* [OBJECTIVE] Pick out each line of the records that includes the string "name", and copy it.

* [Dataset entries on figures]
— BEGIN —

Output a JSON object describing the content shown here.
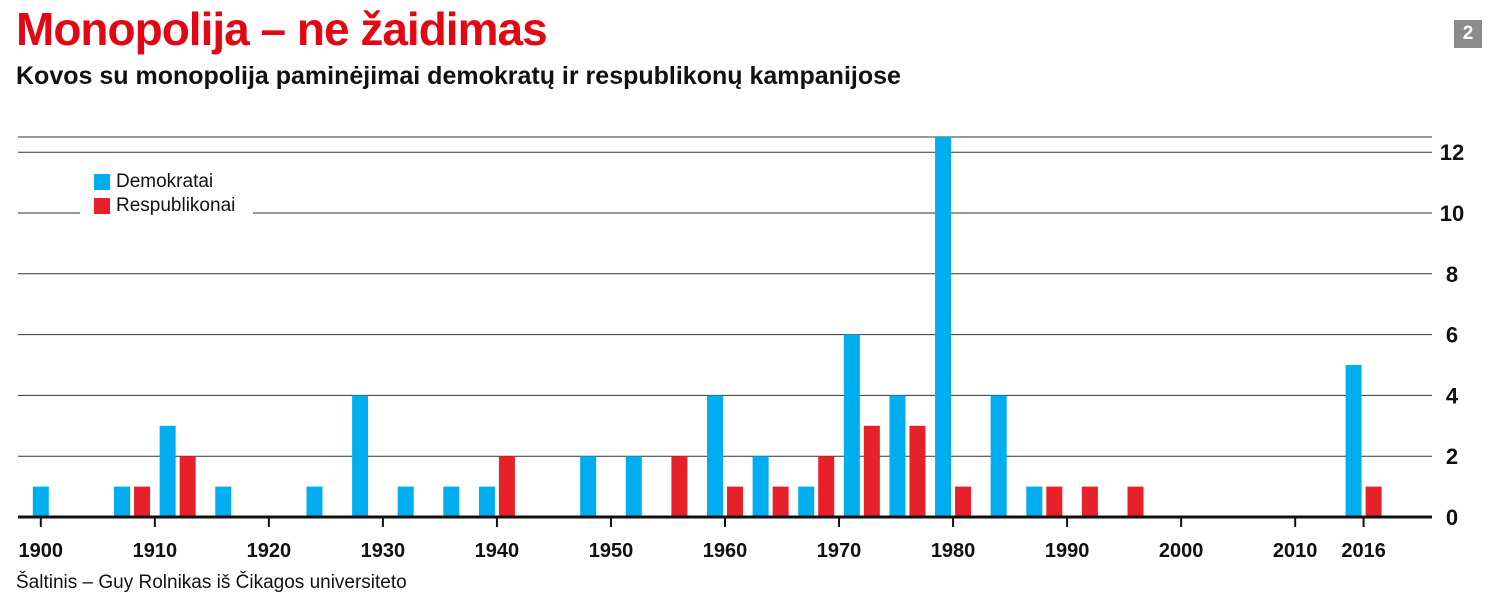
{
  "header": {
    "title": "Monopolija – ne žaidimas",
    "subtitle": "Kovos su monopolija paminėjimai demokratų ir respublikonų kampanijose",
    "badge": "2"
  },
  "footer": {
    "source": "Šaltinis – Guy Rolnikas iš Čikagos universiteto"
  },
  "colors": {
    "demokratai": "#00aeef",
    "respublikonai": "#e8202a"
  },
  "chart_data": {
    "type": "bar",
    "xlabel": "",
    "ylabel": "",
    "ylim": [
      0,
      12.5
    ],
    "xlim": [
      1898,
      2022
    ],
    "y_ticks": [
      0,
      2,
      4,
      6,
      8,
      10,
      12
    ],
    "x_ticks": [
      1900,
      1910,
      1920,
      1930,
      1940,
      1950,
      1960,
      1970,
      1980,
      1990,
      2000,
      2010,
      2016
    ],
    "y_axis_position": "right",
    "grid": true,
    "legend_position": "top-left",
    "series": [
      {
        "name": "Demokratai",
        "color": "#00aeef",
        "points": [
          {
            "x": 1900,
            "y": 1
          },
          {
            "x": 1908,
            "y": 1
          },
          {
            "x": 1912,
            "y": 3
          },
          {
            "x": 1916,
            "y": 1
          },
          {
            "x": 1924,
            "y": 1
          },
          {
            "x": 1928,
            "y": 4
          },
          {
            "x": 1932,
            "y": 1
          },
          {
            "x": 1936,
            "y": 1
          },
          {
            "x": 1940,
            "y": 1
          },
          {
            "x": 1948,
            "y": 2
          },
          {
            "x": 1952,
            "y": 2
          },
          {
            "x": 1960,
            "y": 4
          },
          {
            "x": 1964,
            "y": 2
          },
          {
            "x": 1968,
            "y": 1
          },
          {
            "x": 1972,
            "y": 6
          },
          {
            "x": 1976,
            "y": 4
          },
          {
            "x": 1980,
            "y": 12.5
          },
          {
            "x": 1984,
            "y": 4
          },
          {
            "x": 1988,
            "y": 1
          },
          {
            "x": 2016,
            "y": 5
          }
        ]
      },
      {
        "name": "Respublikonai",
        "color": "#e8202a",
        "points": [
          {
            "x": 1908,
            "y": 1
          },
          {
            "x": 1912,
            "y": 2
          },
          {
            "x": 1940,
            "y": 2
          },
          {
            "x": 1956,
            "y": 2
          },
          {
            "x": 1960,
            "y": 1
          },
          {
            "x": 1964,
            "y": 1
          },
          {
            "x": 1968,
            "y": 2
          },
          {
            "x": 1972,
            "y": 3
          },
          {
            "x": 1976,
            "y": 3
          },
          {
            "x": 1980,
            "y": 1
          },
          {
            "x": 1988,
            "y": 1
          },
          {
            "x": 1992,
            "y": 1
          },
          {
            "x": 1996,
            "y": 1
          },
          {
            "x": 2016,
            "y": 1
          }
        ]
      }
    ]
  }
}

— END —

* [TASK OUTPUT]
        "name": "Demokratai",
        "name": "Respublikonai",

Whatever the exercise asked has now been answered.